Stored data entries
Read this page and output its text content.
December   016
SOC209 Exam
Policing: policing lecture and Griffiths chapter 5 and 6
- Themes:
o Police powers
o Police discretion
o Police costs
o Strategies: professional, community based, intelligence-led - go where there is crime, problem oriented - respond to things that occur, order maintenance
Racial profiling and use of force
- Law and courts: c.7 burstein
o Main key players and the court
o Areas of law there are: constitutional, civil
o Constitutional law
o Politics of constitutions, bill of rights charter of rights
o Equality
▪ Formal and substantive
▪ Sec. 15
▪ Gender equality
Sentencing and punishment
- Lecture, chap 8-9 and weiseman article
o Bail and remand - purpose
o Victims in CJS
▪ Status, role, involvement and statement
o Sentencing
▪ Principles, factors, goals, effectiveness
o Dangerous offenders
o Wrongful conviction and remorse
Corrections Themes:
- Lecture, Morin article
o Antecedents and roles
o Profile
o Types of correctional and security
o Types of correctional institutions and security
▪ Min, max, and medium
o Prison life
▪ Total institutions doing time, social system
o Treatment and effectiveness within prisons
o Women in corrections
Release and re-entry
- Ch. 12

■ **WHAT IS BEING ASKED**
Find the word "effectiveness" in the entries above and gather every line that holds it.

■ **RESPONSE FOR THIS EXERCISE**
▪ Principles, factors, goals, effectiveness
o Treatment and effectiveness within prisons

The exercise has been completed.